■ Material for the task ■
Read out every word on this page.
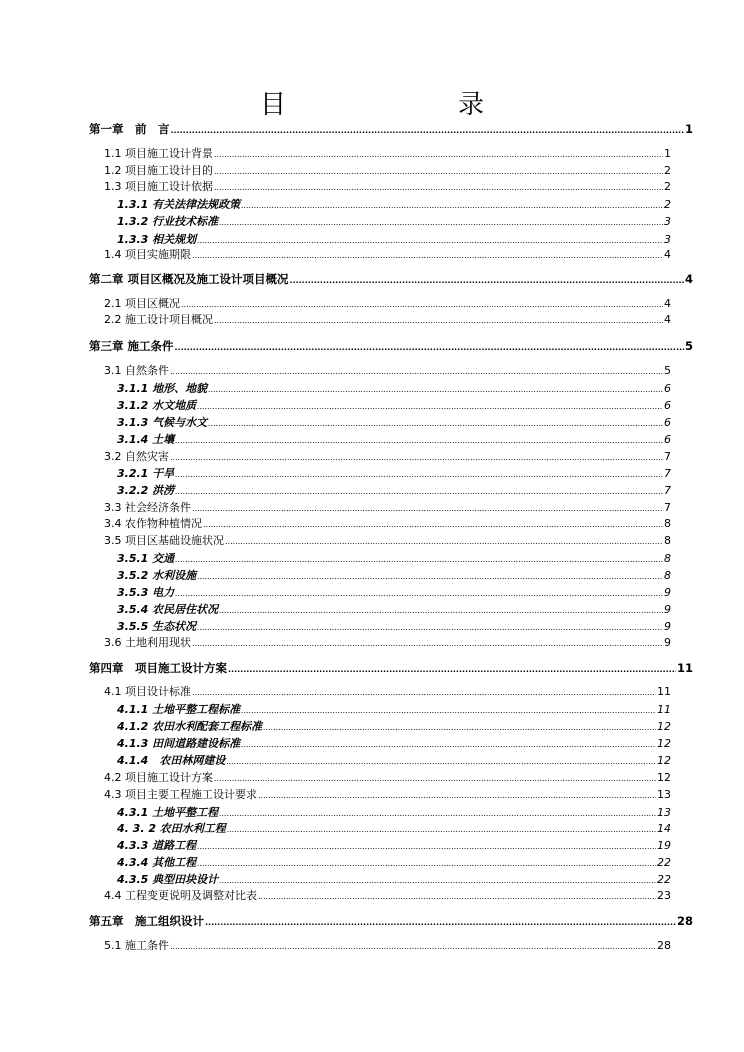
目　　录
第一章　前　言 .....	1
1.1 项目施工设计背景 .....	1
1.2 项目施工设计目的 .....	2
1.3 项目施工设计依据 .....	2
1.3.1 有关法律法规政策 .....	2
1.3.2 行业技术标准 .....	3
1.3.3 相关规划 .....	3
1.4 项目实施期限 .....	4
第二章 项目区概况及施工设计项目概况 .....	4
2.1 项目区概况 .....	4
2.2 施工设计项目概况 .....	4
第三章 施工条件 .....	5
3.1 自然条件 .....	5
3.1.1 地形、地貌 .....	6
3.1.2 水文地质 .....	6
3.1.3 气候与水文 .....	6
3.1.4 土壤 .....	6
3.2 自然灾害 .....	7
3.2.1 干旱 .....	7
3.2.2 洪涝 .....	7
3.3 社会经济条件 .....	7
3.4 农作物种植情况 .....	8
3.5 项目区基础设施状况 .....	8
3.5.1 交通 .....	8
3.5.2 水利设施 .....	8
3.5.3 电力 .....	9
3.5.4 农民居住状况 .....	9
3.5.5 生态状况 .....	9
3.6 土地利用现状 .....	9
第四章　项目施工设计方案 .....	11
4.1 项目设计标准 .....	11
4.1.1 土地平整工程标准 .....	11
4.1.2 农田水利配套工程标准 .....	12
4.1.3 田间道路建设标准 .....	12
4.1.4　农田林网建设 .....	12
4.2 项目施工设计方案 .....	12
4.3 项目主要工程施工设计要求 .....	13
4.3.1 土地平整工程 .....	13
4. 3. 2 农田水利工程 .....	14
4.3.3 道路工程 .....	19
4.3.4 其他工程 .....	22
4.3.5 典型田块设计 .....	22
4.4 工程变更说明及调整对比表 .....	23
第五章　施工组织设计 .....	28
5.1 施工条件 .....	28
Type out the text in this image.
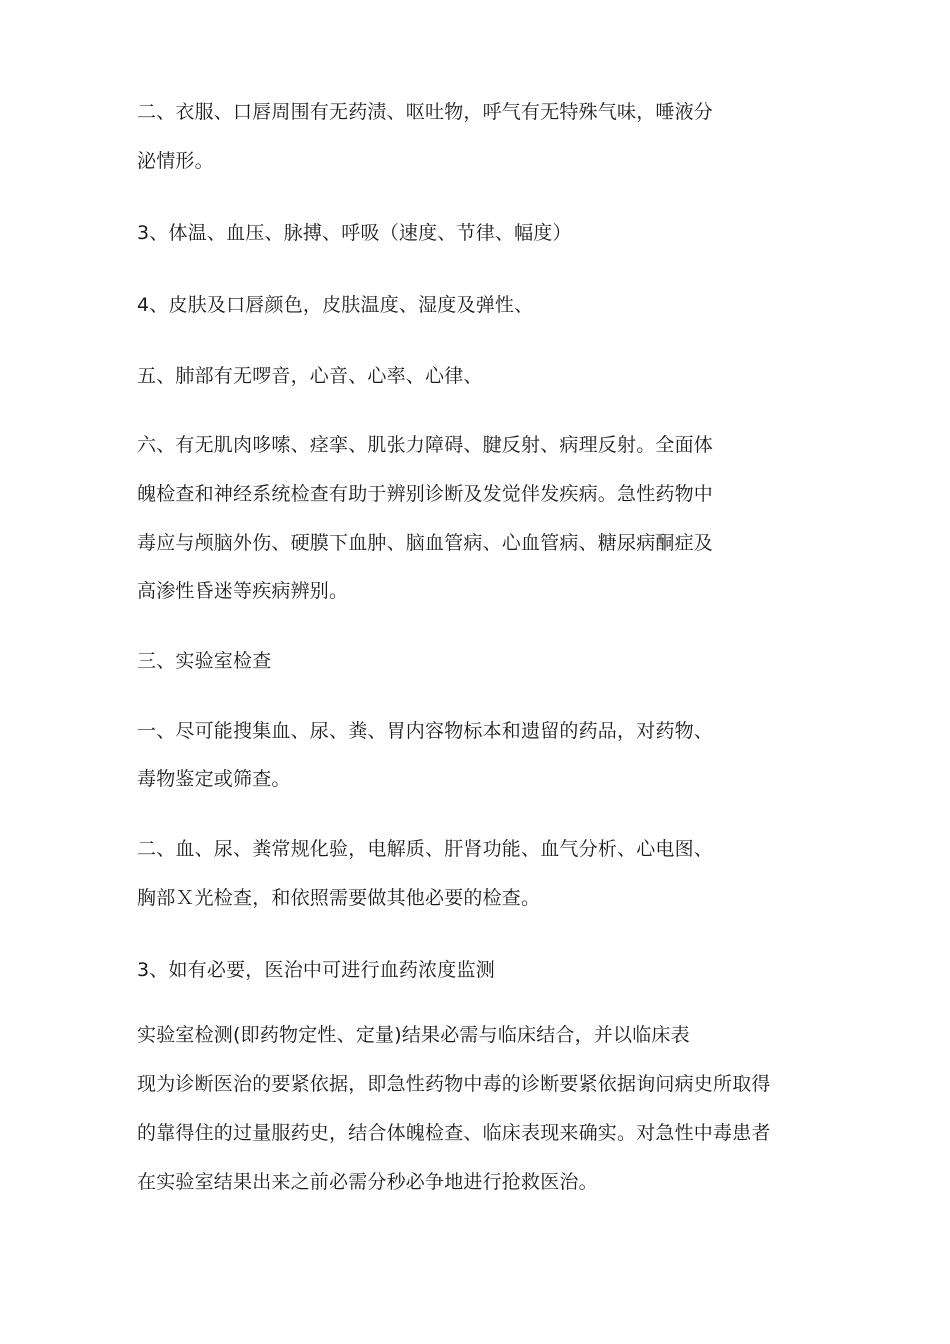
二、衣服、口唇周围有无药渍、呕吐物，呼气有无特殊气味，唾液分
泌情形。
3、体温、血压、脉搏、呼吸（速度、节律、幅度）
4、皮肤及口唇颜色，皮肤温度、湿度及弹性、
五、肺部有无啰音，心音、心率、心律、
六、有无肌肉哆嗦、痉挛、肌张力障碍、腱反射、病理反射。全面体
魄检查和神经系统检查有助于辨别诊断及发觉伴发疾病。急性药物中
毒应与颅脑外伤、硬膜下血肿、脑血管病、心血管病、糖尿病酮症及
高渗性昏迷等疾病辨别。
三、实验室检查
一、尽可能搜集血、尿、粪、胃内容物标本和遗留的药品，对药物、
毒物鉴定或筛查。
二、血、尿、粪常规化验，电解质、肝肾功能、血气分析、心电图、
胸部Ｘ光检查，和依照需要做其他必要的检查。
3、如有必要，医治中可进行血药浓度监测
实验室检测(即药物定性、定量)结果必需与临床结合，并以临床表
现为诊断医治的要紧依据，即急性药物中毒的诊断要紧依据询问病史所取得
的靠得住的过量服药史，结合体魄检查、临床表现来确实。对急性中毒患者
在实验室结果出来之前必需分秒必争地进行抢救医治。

■ Exercise task ■
Repeat the data exactly, without the pictures.

■ Solution to this problem ■
Read out every word on this page.
目　　录
第一章　前　言 .....	1
1.1 项目施工设计背景 .....	1
1.2 项目施工设计目的 .....	2
1.3 项目施工设计依据 .....	2
1.3.1 有关法律法规政策 .....	2
1.3.2 行业技术标准 .....	3
1.3.3 相关规划 .....	3
1.4 项目实施期限 .....	4
第二章 项目区概况及施工设计项目概况 .....	4
2.1 项目区概况 .....	4
2.2 施工设计项目概况 .....	4
第三章 施工条件 .....	5
3.1 自然条件 .....	5
3.1.1 地形、地貌 .....	6
3.1.2 水文地质 .....	6
3.1.3 气候与水文 .....	6
3.1.4 土壤 .....	6
3.2 自然灾害 .....	7
3.2.1 干旱 .....	7
3.2.2 洪涝 .....	7
3.3 社会经济条件 .....	7
3.4 农作物种植情况 .....	8
3.5 项目区基础设施状况 .....	8
3.5.1 交通 .....	8
3.5.2 水利设施 .....	8
3.5.3 电力 .....	9
3.5.4 农民居住状况 .....	9
3.5.5 生态状况 .....	9
3.6 土地利用现状 .....	9
第四章　项目施工设计方案 .....	11
4.1 项目设计标准 .....	11
4.1.1 土地平整工程标准 .....	11
4.1.2 农田水利配套工程标准 .....	12
4.1.3 田间道路建设标准 .....	12
4.1.4　农田林网建设 .....	12
4.2 项目施工设计方案 .....	12
4.3 项目主要工程施工设计要求 .....	13
4.3.1 土地平整工程 .....	13
4. 3. 2 农田水利工程 .....	14
4.3.3 道路工程 .....	19
4.3.4 其他工程 .....	22
4.3.5 典型田块设计 .....	22
4.4 工程变更说明及调整对比表 .....	23
第五章　施工组织设计 .....	28
5.1 施工条件 .....	28
Type out the text in this image.
二、衣服、口唇周围有无药渍、呕吐物，呼气有无特殊气味，唾液分
泌情形。
3、体温、血压、脉搏、呼吸（速度、节律、幅度）
4、皮肤及口唇颜色，皮肤温度、湿度及弹性、
五、肺部有无啰音，心音、心率、心律、
六、有无肌肉哆嗦、痉挛、肌张力障碍、腱反射、病理反射。全面体
魄检查和神经系统检查有助于辨别诊断及发觉伴发疾病。急性药物中
毒应与颅脑外伤、硬膜下血肿、脑血管病、心血管病、糖尿病酮症及
高渗性昏迷等疾病辨别。
三、实验室检查
一、尽可能搜集血、尿、粪、胃内容物标本和遗留的药品，对药物、
毒物鉴定或筛查。
二、血、尿、粪常规化验，电解质、肝肾功能、血气分析、心电图、
胸部Ｘ光检查，和依照需要做其他必要的检查。
3、如有必要，医治中可进行血药浓度监测
实验室检测(即药物定性、定量)结果必需与临床结合，并以临床表
现为诊断医治的要紧依据，即急性药物中毒的诊断要紧依据询问病史所取得
的靠得住的过量服药史，结合体魄检查、临床表现来确实。对急性中毒患者
在实验室结果出来之前必需分秒必争地进行抢救医治。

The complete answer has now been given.